── DATA TO PROCESS ──

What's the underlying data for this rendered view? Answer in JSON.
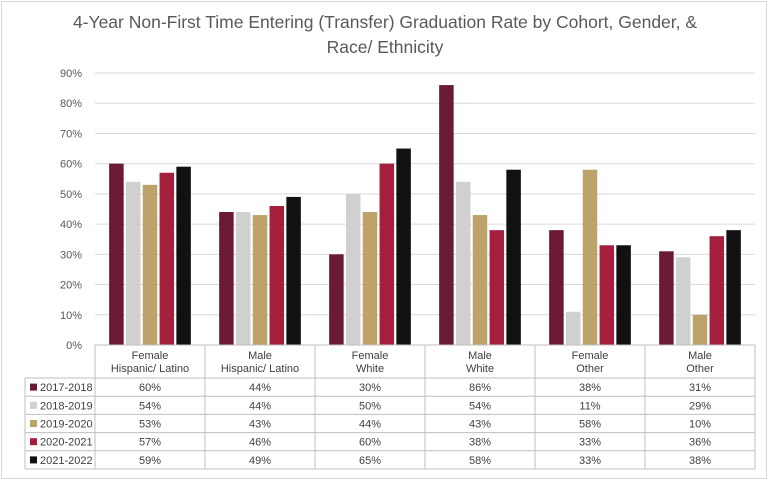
{
  "chart_data": {
    "type": "bar",
    "title_lines": [
      "4-Year Non-First Time Entering (Transfer) Graduation Rate by Cohort, Gender, &",
      "Race/ Ethnicity"
    ],
    "categories": [
      [
        "Female",
        "Hispanic/ Latino"
      ],
      [
        "Male",
        "Hispanic/ Latino"
      ],
      [
        "Female",
        "White"
      ],
      [
        "Male",
        "White"
      ],
      [
        "Female",
        "Other"
      ],
      [
        "Male",
        "Other"
      ]
    ],
    "ylim": [
      0,
      90
    ],
    "yticks": [
      "0%",
      "10%",
      "20%",
      "30%",
      "40%",
      "50%",
      "60%",
      "70%",
      "80%",
      "90%"
    ],
    "grid": true,
    "legend_placement": "data table",
    "series": [
      {
        "name": "2017-2018",
        "color": "#6b1a33",
        "values": [
          60,
          44,
          30,
          86,
          38,
          31
        ],
        "labels": [
          "60%",
          "44%",
          "30%",
          "86%",
          "38%",
          "31%"
        ]
      },
      {
        "name": "2018-2019",
        "color": "#d0d0d0",
        "values": [
          54,
          44,
          50,
          54,
          11,
          29
        ],
        "labels": [
          "54%",
          "44%",
          "50%",
          "54%",
          "11%",
          "29%"
        ]
      },
      {
        "name": "2019-2020",
        "color": "#bda36a",
        "values": [
          53,
          43,
          44,
          43,
          58,
          10
        ],
        "labels": [
          "53%",
          "43%",
          "44%",
          "43%",
          "58%",
          "10%"
        ]
      },
      {
        "name": "2020-2021",
        "color": "#a31f3b",
        "values": [
          57,
          46,
          60,
          38,
          33,
          36
        ],
        "labels": [
          "57%",
          "46%",
          "60%",
          "38%",
          "33%",
          "36%"
        ]
      },
      {
        "name": "2021-2022",
        "color": "#111111",
        "values": [
          59,
          49,
          65,
          58,
          33,
          38
        ],
        "labels": [
          "59%",
          "49%",
          "65%",
          "58%",
          "33%",
          "38%"
        ]
      }
    ]
  }
}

───

* _DO THIS_: Without the pictures, repeat all the records word for word.

* _THE RESULT_:
What's the underlying data for this rendered view? Answer in JSON.
{
  "chart_data": {
    "type": "bar",
    "title_lines": [
      "4-Year Non-First Time Entering (Transfer) Graduation Rate by Cohort, Gender, &",
      "Race/ Ethnicity"
    ],
    "categories": [
      [
        "Female",
        "Hispanic/ Latino"
      ],
      [
        "Male",
        "Hispanic/ Latino"
      ],
      [
        "Female",
        "White"
      ],
      [
        "Male",
        "White"
      ],
      [
        "Female",
        "Other"
      ],
      [
        "Male",
        "Other"
      ]
    ],
    "ylim": [
      0,
      90
    ],
    "yticks": [
      "0%",
      "10%",
      "20%",
      "30%",
      "40%",
      "50%",
      "60%",
      "70%",
      "80%",
      "90%"
    ],
    "grid": true,
    "legend_placement": "data table",
    "series": [
      {
        "name": "2017-2018",
        "color": "#6b1a33",
        "values": [
          60,
          44,
          30,
          86,
          38,
          31
        ],
        "labels": [
          "60%",
          "44%",
          "30%",
          "86%",
          "38%",
          "31%"
        ]
      },
      {
        "name": "2018-2019",
        "color": "#d0d0d0",
        "values": [
          54,
          44,
          50,
          54,
          11,
          29
        ],
        "labels": [
          "54%",
          "44%",
          "50%",
          "54%",
          "11%",
          "29%"
        ]
      },
      {
        "name": "2019-2020",
        "color": "#bda36a",
        "values": [
          53,
          43,
          44,
          43,
          58,
          10
        ],
        "labels": [
          "53%",
          "43%",
          "44%",
          "43%",
          "58%",
          "10%"
        ]
      },
      {
        "name": "2020-2021",
        "color": "#a31f3b",
        "values": [
          57,
          46,
          60,
          38,
          33,
          36
        ],
        "labels": [
          "57%",
          "46%",
          "60%",
          "38%",
          "33%",
          "36%"
        ]
      },
      {
        "name": "2021-2022",
        "color": "#111111",
        "values": [
          59,
          49,
          65,
          58,
          33,
          38
        ],
        "labels": [
          "59%",
          "49%",
          "65%",
          "58%",
          "33%",
          "38%"
        ]
      }
    ]
  }
}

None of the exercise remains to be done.